**Exercise**: Restate the listing below word for word, omitting any images.

---

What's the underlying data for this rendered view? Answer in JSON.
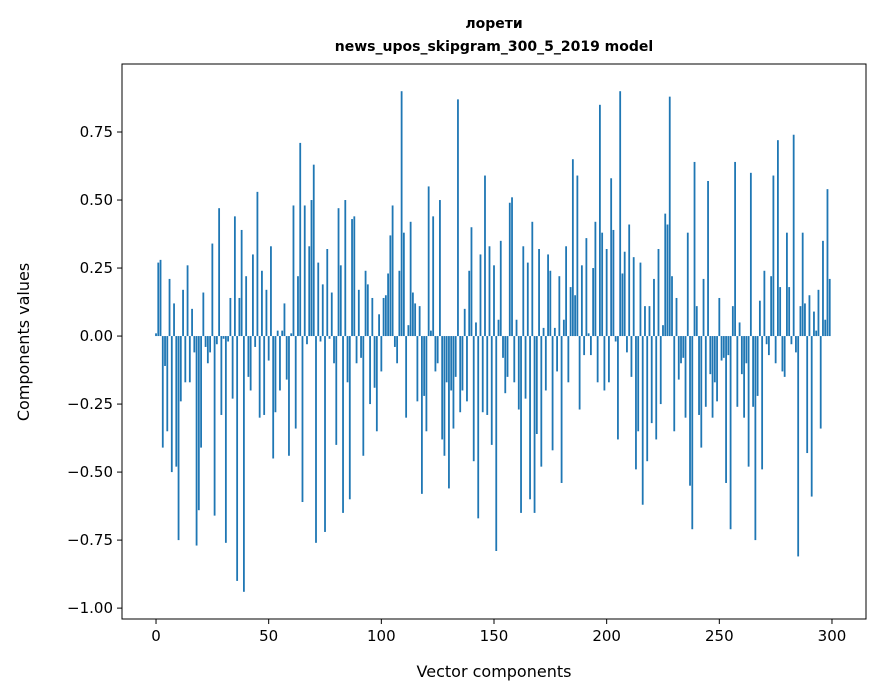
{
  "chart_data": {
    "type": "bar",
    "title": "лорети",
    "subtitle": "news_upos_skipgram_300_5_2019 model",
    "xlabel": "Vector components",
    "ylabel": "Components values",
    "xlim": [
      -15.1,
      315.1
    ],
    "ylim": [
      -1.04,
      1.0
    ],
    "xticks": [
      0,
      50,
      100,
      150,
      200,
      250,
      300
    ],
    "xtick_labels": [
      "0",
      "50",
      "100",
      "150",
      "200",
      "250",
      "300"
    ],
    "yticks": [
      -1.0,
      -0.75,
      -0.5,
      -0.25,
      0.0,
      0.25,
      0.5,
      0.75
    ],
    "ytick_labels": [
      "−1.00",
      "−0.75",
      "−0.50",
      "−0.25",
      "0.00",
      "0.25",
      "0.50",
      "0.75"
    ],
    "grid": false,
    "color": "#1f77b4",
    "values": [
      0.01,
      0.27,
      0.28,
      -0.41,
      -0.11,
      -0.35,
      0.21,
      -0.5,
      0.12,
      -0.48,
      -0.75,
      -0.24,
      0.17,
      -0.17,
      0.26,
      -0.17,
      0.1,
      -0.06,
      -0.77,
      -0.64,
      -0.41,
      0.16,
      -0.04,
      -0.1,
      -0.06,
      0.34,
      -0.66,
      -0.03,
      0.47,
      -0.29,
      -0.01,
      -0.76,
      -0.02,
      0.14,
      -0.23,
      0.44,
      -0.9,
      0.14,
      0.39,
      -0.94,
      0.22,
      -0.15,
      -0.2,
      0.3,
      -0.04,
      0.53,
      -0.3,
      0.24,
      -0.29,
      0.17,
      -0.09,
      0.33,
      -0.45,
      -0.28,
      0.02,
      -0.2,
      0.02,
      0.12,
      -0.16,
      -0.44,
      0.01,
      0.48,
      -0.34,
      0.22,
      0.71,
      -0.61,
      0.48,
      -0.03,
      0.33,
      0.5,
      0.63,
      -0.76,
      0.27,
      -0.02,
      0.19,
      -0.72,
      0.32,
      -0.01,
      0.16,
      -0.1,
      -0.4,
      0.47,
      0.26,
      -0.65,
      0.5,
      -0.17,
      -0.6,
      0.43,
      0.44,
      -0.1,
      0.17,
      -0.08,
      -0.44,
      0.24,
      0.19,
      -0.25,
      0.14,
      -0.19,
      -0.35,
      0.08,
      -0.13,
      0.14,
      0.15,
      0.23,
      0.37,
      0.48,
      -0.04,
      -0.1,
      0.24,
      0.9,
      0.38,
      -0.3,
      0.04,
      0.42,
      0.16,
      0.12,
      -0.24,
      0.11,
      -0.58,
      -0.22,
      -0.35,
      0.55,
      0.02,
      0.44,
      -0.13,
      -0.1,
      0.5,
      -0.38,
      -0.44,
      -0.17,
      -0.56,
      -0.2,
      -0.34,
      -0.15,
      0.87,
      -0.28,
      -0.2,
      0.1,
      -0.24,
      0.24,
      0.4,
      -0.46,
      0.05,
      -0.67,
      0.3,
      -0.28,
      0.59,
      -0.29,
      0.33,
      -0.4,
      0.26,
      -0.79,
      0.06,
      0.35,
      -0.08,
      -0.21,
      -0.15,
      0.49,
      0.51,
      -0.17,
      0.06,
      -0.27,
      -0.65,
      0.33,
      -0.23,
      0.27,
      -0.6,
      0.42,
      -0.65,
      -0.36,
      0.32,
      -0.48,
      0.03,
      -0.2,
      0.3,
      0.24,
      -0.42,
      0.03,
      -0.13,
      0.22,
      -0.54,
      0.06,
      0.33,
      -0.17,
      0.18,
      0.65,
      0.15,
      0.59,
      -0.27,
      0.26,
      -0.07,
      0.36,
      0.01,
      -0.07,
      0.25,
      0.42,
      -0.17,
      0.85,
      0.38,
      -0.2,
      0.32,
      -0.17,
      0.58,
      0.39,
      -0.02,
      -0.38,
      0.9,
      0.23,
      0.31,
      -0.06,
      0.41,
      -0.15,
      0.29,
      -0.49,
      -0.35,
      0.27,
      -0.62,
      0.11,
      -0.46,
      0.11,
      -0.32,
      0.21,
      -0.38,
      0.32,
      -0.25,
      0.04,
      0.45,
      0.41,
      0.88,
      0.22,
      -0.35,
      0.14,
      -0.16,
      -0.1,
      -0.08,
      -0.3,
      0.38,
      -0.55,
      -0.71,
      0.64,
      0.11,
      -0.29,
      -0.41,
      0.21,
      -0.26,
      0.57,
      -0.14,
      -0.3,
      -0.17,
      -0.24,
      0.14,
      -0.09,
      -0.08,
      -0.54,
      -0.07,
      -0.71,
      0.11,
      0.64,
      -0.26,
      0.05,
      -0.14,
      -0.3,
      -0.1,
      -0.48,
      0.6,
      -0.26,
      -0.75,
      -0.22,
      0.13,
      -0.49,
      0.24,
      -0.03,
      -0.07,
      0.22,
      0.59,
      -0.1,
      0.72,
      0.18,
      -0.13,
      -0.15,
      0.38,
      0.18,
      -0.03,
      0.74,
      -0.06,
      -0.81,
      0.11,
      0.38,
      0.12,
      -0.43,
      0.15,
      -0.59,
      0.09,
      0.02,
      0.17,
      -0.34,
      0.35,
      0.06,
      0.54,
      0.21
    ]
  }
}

---

**Task response**:
What's the underlying data for this rendered view? Answer in JSON.
{
  "chart_data": {
    "type": "bar",
    "title": "лорети",
    "subtitle": "news_upos_skipgram_300_5_2019 model",
    "xlabel": "Vector components",
    "ylabel": "Components values",
    "xlim": [
      -15.1,
      315.1
    ],
    "ylim": [
      -1.04,
      1.0
    ],
    "xticks": [
      0,
      50,
      100,
      150,
      200,
      250,
      300
    ],
    "xtick_labels": [
      "0",
      "50",
      "100",
      "150",
      "200",
      "250",
      "300"
    ],
    "yticks": [
      -1.0,
      -0.75,
      -0.5,
      -0.25,
      0.0,
      0.25,
      0.5,
      0.75
    ],
    "ytick_labels": [
      "−1.00",
      "−0.75",
      "−0.50",
      "−0.25",
      "0.00",
      "0.25",
      "0.50",
      "0.75"
    ],
    "grid": false,
    "color": "#1f77b4",
    "values": [
      0.01,
      0.27,
      0.28,
      -0.41,
      -0.11,
      -0.35,
      0.21,
      -0.5,
      0.12,
      -0.48,
      -0.75,
      -0.24,
      0.17,
      -0.17,
      0.26,
      -0.17,
      0.1,
      -0.06,
      -0.77,
      -0.64,
      -0.41,
      0.16,
      -0.04,
      -0.1,
      -0.06,
      0.34,
      -0.66,
      -0.03,
      0.47,
      -0.29,
      -0.01,
      -0.76,
      -0.02,
      0.14,
      -0.23,
      0.44,
      -0.9,
      0.14,
      0.39,
      -0.94,
      0.22,
      -0.15,
      -0.2,
      0.3,
      -0.04,
      0.53,
      -0.3,
      0.24,
      -0.29,
      0.17,
      -0.09,
      0.33,
      -0.45,
      -0.28,
      0.02,
      -0.2,
      0.02,
      0.12,
      -0.16,
      -0.44,
      0.01,
      0.48,
      -0.34,
      0.22,
      0.71,
      -0.61,
      0.48,
      -0.03,
      0.33,
      0.5,
      0.63,
      -0.76,
      0.27,
      -0.02,
      0.19,
      -0.72,
      0.32,
      -0.01,
      0.16,
      -0.1,
      -0.4,
      0.47,
      0.26,
      -0.65,
      0.5,
      -0.17,
      -0.6,
      0.43,
      0.44,
      -0.1,
      0.17,
      -0.08,
      -0.44,
      0.24,
      0.19,
      -0.25,
      0.14,
      -0.19,
      -0.35,
      0.08,
      -0.13,
      0.14,
      0.15,
      0.23,
      0.37,
      0.48,
      -0.04,
      -0.1,
      0.24,
      0.9,
      0.38,
      -0.3,
      0.04,
      0.42,
      0.16,
      0.12,
      -0.24,
      0.11,
      -0.58,
      -0.22,
      -0.35,
      0.55,
      0.02,
      0.44,
      -0.13,
      -0.1,
      0.5,
      -0.38,
      -0.44,
      -0.17,
      -0.56,
      -0.2,
      -0.34,
      -0.15,
      0.87,
      -0.28,
      -0.2,
      0.1,
      -0.24,
      0.24,
      0.4,
      -0.46,
      0.05,
      -0.67,
      0.3,
      -0.28,
      0.59,
      -0.29,
      0.33,
      -0.4,
      0.26,
      -0.79,
      0.06,
      0.35,
      -0.08,
      -0.21,
      -0.15,
      0.49,
      0.51,
      -0.17,
      0.06,
      -0.27,
      -0.65,
      0.33,
      -0.23,
      0.27,
      -0.6,
      0.42,
      -0.65,
      -0.36,
      0.32,
      -0.48,
      0.03,
      -0.2,
      0.3,
      0.24,
      -0.42,
      0.03,
      -0.13,
      0.22,
      -0.54,
      0.06,
      0.33,
      -0.17,
      0.18,
      0.65,
      0.15,
      0.59,
      -0.27,
      0.26,
      -0.07,
      0.36,
      0.01,
      -0.07,
      0.25,
      0.42,
      -0.17,
      0.85,
      0.38,
      -0.2,
      0.32,
      -0.17,
      0.58,
      0.39,
      -0.02,
      -0.38,
      0.9,
      0.23,
      0.31,
      -0.06,
      0.41,
      -0.15,
      0.29,
      -0.49,
      -0.35,
      0.27,
      -0.62,
      0.11,
      -0.46,
      0.11,
      -0.32,
      0.21,
      -0.38,
      0.32,
      -0.25,
      0.04,
      0.45,
      0.41,
      0.88,
      0.22,
      -0.35,
      0.14,
      -0.16,
      -0.1,
      -0.08,
      -0.3,
      0.38,
      -0.55,
      -0.71,
      0.64,
      0.11,
      -0.29,
      -0.41,
      0.21,
      -0.26,
      0.57,
      -0.14,
      -0.3,
      -0.17,
      -0.24,
      0.14,
      -0.09,
      -0.08,
      -0.54,
      -0.07,
      -0.71,
      0.11,
      0.64,
      -0.26,
      0.05,
      -0.14,
      -0.3,
      -0.1,
      -0.48,
      0.6,
      -0.26,
      -0.75,
      -0.22,
      0.13,
      -0.49,
      0.24,
      -0.03,
      -0.07,
      0.22,
      0.59,
      -0.1,
      0.72,
      0.18,
      -0.13,
      -0.15,
      0.38,
      0.18,
      -0.03,
      0.74,
      -0.06,
      -0.81,
      0.11,
      0.38,
      0.12,
      -0.43,
      0.15,
      -0.59,
      0.09,
      0.02,
      0.17,
      -0.34,
      0.35,
      0.06,
      0.54,
      0.21
    ]
  }
}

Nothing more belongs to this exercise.